Given exercise ▸ Write out the data below in full, unchanged, minus the images.
--- begin Dataset records ---
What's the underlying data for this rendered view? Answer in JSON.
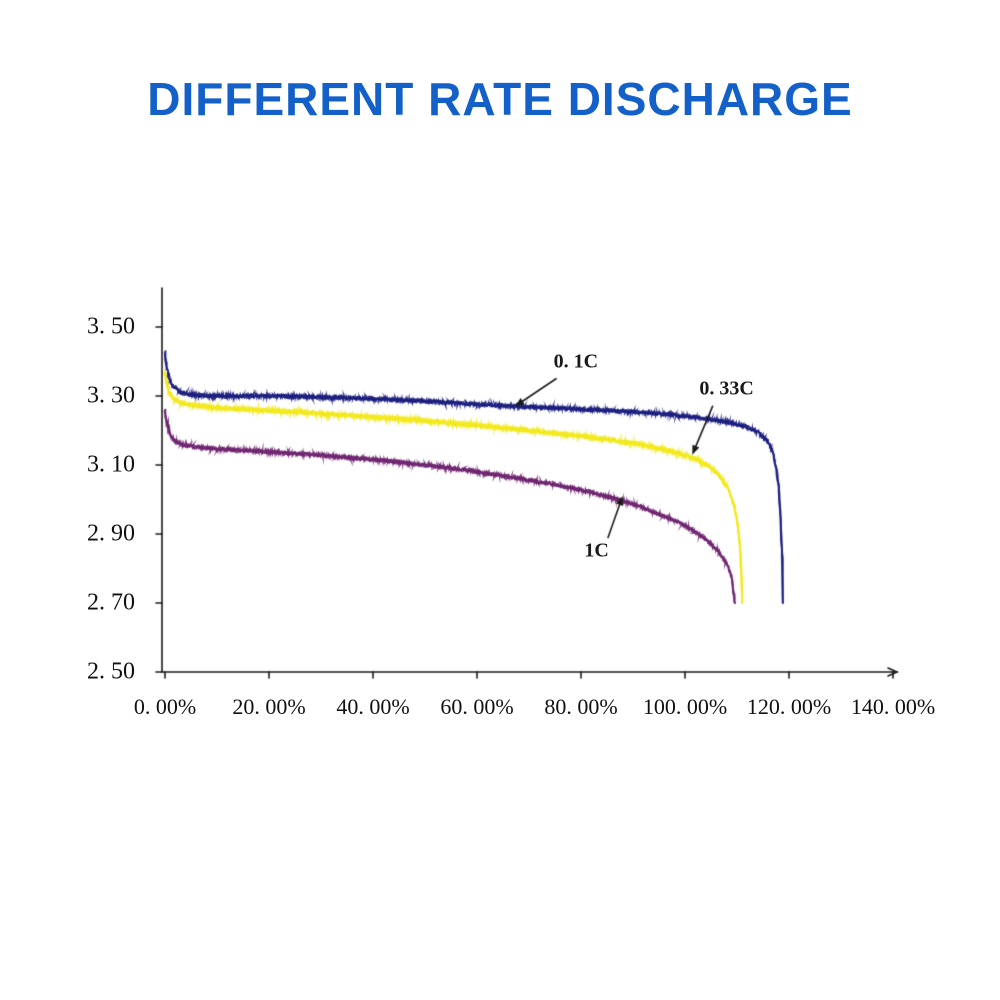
{
  "title": "DIFFERENT RATE DISCHARGE",
  "colors": {
    "title": "#1360c9",
    "axis": "#1a1a1a",
    "tick_text": "#111111",
    "annotation_text": "#1a1a1a"
  },
  "chart_data": {
    "type": "line",
    "title": "DIFFERENT RATE DISCHARGE",
    "xlabel": "",
    "ylabel": "",
    "xlim": [
      0,
      140
    ],
    "ylim": [
      2.5,
      3.5
    ],
    "grid": false,
    "legend": "none",
    "x_tick_values": [
      0,
      20,
      40,
      60,
      80,
      100,
      120,
      140
    ],
    "x_ticks": [
      "0. 00%",
      "20. 00%",
      "40. 00%",
      "60. 00%",
      "80. 00%",
      "100. 00%",
      "120. 00%",
      "140. 00%"
    ],
    "y_tick_values": [
      2.5,
      2.7,
      2.9,
      3.1,
      3.3,
      3.5
    ],
    "y_ticks": [
      "2. 50",
      "2. 70",
      "2. 90",
      "3. 10",
      "3. 30",
      "3. 50"
    ],
    "series": [
      {
        "name": "1C",
        "color": "#6f2570",
        "points": [
          [
            0,
            3.26
          ],
          [
            0.3,
            3.225
          ],
          [
            0.8,
            3.195
          ],
          [
            1.5,
            3.175
          ],
          [
            3,
            3.16
          ],
          [
            6,
            3.152
          ],
          [
            10,
            3.147
          ],
          [
            20,
            3.138
          ],
          [
            30,
            3.128
          ],
          [
            40,
            3.116
          ],
          [
            50,
            3.1
          ],
          [
            58,
            3.085
          ],
          [
            66,
            3.066
          ],
          [
            74,
            3.046
          ],
          [
            80,
            3.028
          ],
          [
            86,
            3.005
          ],
          [
            91,
            2.982
          ],
          [
            95,
            2.958
          ],
          [
            99,
            2.932
          ],
          [
            102,
            2.906
          ],
          [
            104.5,
            2.878
          ],
          [
            106.5,
            2.848
          ],
          [
            108,
            2.815
          ],
          [
            109,
            2.775
          ],
          [
            109.6,
            2.7
          ]
        ]
      },
      {
        "name": "0. 33C",
        "color": "#f2e91e",
        "points": [
          [
            0,
            3.37
          ],
          [
            0.3,
            3.34
          ],
          [
            0.8,
            3.31
          ],
          [
            1.5,
            3.295
          ],
          [
            3,
            3.28
          ],
          [
            6,
            3.272
          ],
          [
            10,
            3.266
          ],
          [
            20,
            3.258
          ],
          [
            30,
            3.249
          ],
          [
            40,
            3.239
          ],
          [
            50,
            3.228
          ],
          [
            60,
            3.215
          ],
          [
            70,
            3.2
          ],
          [
            80,
            3.184
          ],
          [
            87,
            3.17
          ],
          [
            93,
            3.155
          ],
          [
            98,
            3.138
          ],
          [
            102,
            3.118
          ],
          [
            104.5,
            3.098
          ],
          [
            106.5,
            3.072
          ],
          [
            108.2,
            3.035
          ],
          [
            109.4,
            2.985
          ],
          [
            110.2,
            2.925
          ],
          [
            110.7,
            2.84
          ],
          [
            111,
            2.7
          ]
        ]
      },
      {
        "name": "0. 1C",
        "color": "#1b1d7e",
        "points": [
          [
            0,
            3.425
          ],
          [
            0.3,
            3.38
          ],
          [
            0.8,
            3.35
          ],
          [
            1.5,
            3.33
          ],
          [
            3,
            3.31
          ],
          [
            6,
            3.302
          ],
          [
            10,
            3.3
          ],
          [
            20,
            3.3
          ],
          [
            30,
            3.297
          ],
          [
            40,
            3.292
          ],
          [
            50,
            3.285
          ],
          [
            60,
            3.276
          ],
          [
            70,
            3.268
          ],
          [
            80,
            3.262
          ],
          [
            90,
            3.254
          ],
          [
            96,
            3.248
          ],
          [
            101,
            3.24
          ],
          [
            105,
            3.232
          ],
          [
            109,
            3.222
          ],
          [
            112,
            3.21
          ],
          [
            114,
            3.195
          ],
          [
            115.8,
            3.17
          ],
          [
            116.8,
            3.14
          ],
          [
            117.6,
            3.09
          ],
          [
            118.1,
            3.02
          ],
          [
            118.5,
            2.92
          ],
          [
            118.7,
            2.82
          ],
          [
            118.8,
            2.7
          ]
        ]
      }
    ],
    "annotations": [
      {
        "label": "0. 1C",
        "label_pos": [
          79,
          3.4
        ],
        "arrow_from": [
          75.2,
          3.35
        ],
        "arrow_to": [
          67.3,
          3.27
        ]
      },
      {
        "label": "0. 33C",
        "label_pos": [
          108,
          3.32
        ],
        "arrow_from": [
          105.3,
          3.27
        ],
        "arrow_to": [
          101.4,
          3.13
        ]
      },
      {
        "label": "1C",
        "label_pos": [
          83,
          2.85
        ],
        "arrow_from": [
          85.2,
          2.89
        ],
        "arrow_to": [
          88,
          3.01
        ]
      }
    ]
  }
}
--- end Dataset records ---
Reply to the task ▸
What's the underlying data for this rendered view? Answer in JSON.
{
  "title": "DIFFERENT RATE DISCHARGE",
  "colors": {
    "title": "#1360c9",
    "axis": "#1a1a1a",
    "tick_text": "#111111",
    "annotation_text": "#1a1a1a"
  },
  "chart_data": {
    "type": "line",
    "title": "DIFFERENT RATE DISCHARGE",
    "xlabel": "",
    "ylabel": "",
    "xlim": [
      0,
      140
    ],
    "ylim": [
      2.5,
      3.5
    ],
    "grid": false,
    "legend": "none",
    "x_tick_values": [
      0,
      20,
      40,
      60,
      80,
      100,
      120,
      140
    ],
    "x_ticks": [
      "0. 00%",
      "20. 00%",
      "40. 00%",
      "60. 00%",
      "80. 00%",
      "100. 00%",
      "120. 00%",
      "140. 00%"
    ],
    "y_tick_values": [
      2.5,
      2.7,
      2.9,
      3.1,
      3.3,
      3.5
    ],
    "y_ticks": [
      "2. 50",
      "2. 70",
      "2. 90",
      "3. 10",
      "3. 30",
      "3. 50"
    ],
    "series": [
      {
        "name": "1C",
        "color": "#6f2570",
        "points": [
          [
            0,
            3.26
          ],
          [
            0.3,
            3.225
          ],
          [
            0.8,
            3.195
          ],
          [
            1.5,
            3.175
          ],
          [
            3,
            3.16
          ],
          [
            6,
            3.152
          ],
          [
            10,
            3.147
          ],
          [
            20,
            3.138
          ],
          [
            30,
            3.128
          ],
          [
            40,
            3.116
          ],
          [
            50,
            3.1
          ],
          [
            58,
            3.085
          ],
          [
            66,
            3.066
          ],
          [
            74,
            3.046
          ],
          [
            80,
            3.028
          ],
          [
            86,
            3.005
          ],
          [
            91,
            2.982
          ],
          [
            95,
            2.958
          ],
          [
            99,
            2.932
          ],
          [
            102,
            2.906
          ],
          [
            104.5,
            2.878
          ],
          [
            106.5,
            2.848
          ],
          [
            108,
            2.815
          ],
          [
            109,
            2.775
          ],
          [
            109.6,
            2.7
          ]
        ]
      },
      {
        "name": "0. 33C",
        "color": "#f2e91e",
        "points": [
          [
            0,
            3.37
          ],
          [
            0.3,
            3.34
          ],
          [
            0.8,
            3.31
          ],
          [
            1.5,
            3.295
          ],
          [
            3,
            3.28
          ],
          [
            6,
            3.272
          ],
          [
            10,
            3.266
          ],
          [
            20,
            3.258
          ],
          [
            30,
            3.249
          ],
          [
            40,
            3.239
          ],
          [
            50,
            3.228
          ],
          [
            60,
            3.215
          ],
          [
            70,
            3.2
          ],
          [
            80,
            3.184
          ],
          [
            87,
            3.17
          ],
          [
            93,
            3.155
          ],
          [
            98,
            3.138
          ],
          [
            102,
            3.118
          ],
          [
            104.5,
            3.098
          ],
          [
            106.5,
            3.072
          ],
          [
            108.2,
            3.035
          ],
          [
            109.4,
            2.985
          ],
          [
            110.2,
            2.925
          ],
          [
            110.7,
            2.84
          ],
          [
            111,
            2.7
          ]
        ]
      },
      {
        "name": "0. 1C",
        "color": "#1b1d7e",
        "points": [
          [
            0,
            3.425
          ],
          [
            0.3,
            3.38
          ],
          [
            0.8,
            3.35
          ],
          [
            1.5,
            3.33
          ],
          [
            3,
            3.31
          ],
          [
            6,
            3.302
          ],
          [
            10,
            3.3
          ],
          [
            20,
            3.3
          ],
          [
            30,
            3.297
          ],
          [
            40,
            3.292
          ],
          [
            50,
            3.285
          ],
          [
            60,
            3.276
          ],
          [
            70,
            3.268
          ],
          [
            80,
            3.262
          ],
          [
            90,
            3.254
          ],
          [
            96,
            3.248
          ],
          [
            101,
            3.24
          ],
          [
            105,
            3.232
          ],
          [
            109,
            3.222
          ],
          [
            112,
            3.21
          ],
          [
            114,
            3.195
          ],
          [
            115.8,
            3.17
          ],
          [
            116.8,
            3.14
          ],
          [
            117.6,
            3.09
          ],
          [
            118.1,
            3.02
          ],
          [
            118.5,
            2.92
          ],
          [
            118.7,
            2.82
          ],
          [
            118.8,
            2.7
          ]
        ]
      }
    ],
    "annotations": [
      {
        "label": "0. 1C",
        "label_pos": [
          79,
          3.4
        ],
        "arrow_from": [
          75.2,
          3.35
        ],
        "arrow_to": [
          67.3,
          3.27
        ]
      },
      {
        "label": "0. 33C",
        "label_pos": [
          108,
          3.32
        ],
        "arrow_from": [
          105.3,
          3.27
        ],
        "arrow_to": [
          101.4,
          3.13
        ]
      },
      {
        "label": "1C",
        "label_pos": [
          83,
          2.85
        ],
        "arrow_from": [
          85.2,
          2.89
        ],
        "arrow_to": [
          88,
          3.01
        ]
      }
    ]
  }
}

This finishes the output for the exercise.